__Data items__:
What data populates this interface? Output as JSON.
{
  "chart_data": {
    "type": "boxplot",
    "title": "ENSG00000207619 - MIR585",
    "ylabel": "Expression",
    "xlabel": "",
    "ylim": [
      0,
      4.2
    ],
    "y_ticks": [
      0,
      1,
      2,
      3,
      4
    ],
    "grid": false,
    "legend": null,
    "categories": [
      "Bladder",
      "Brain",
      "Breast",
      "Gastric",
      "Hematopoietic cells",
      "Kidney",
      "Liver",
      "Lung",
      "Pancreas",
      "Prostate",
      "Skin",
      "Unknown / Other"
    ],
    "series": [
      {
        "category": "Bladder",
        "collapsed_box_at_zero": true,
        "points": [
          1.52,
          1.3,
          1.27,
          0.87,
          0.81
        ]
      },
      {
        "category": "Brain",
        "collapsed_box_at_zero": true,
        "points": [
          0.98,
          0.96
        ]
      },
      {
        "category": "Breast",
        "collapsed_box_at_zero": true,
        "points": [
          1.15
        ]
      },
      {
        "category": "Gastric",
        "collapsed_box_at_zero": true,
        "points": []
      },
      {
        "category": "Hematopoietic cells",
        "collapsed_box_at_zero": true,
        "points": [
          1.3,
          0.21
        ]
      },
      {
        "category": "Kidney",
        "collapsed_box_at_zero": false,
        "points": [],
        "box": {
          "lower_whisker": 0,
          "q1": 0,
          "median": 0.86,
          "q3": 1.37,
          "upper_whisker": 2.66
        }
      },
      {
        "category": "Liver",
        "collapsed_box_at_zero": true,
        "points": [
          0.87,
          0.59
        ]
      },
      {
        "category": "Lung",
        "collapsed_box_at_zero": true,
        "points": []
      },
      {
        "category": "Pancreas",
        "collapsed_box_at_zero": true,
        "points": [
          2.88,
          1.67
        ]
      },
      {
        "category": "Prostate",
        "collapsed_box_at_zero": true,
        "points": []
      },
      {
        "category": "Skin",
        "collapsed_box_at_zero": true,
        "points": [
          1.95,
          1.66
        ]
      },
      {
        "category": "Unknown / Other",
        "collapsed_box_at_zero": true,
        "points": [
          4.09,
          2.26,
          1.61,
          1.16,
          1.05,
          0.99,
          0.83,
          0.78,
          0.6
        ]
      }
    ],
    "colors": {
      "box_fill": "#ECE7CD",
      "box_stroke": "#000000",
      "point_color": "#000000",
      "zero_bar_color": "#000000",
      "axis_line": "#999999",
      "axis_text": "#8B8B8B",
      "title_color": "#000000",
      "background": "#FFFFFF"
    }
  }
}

__EXERCISE BRIEF__: For every line above that holds the string "cells", add one to a count; give that count alone.

__ANSWER SPACE__: 2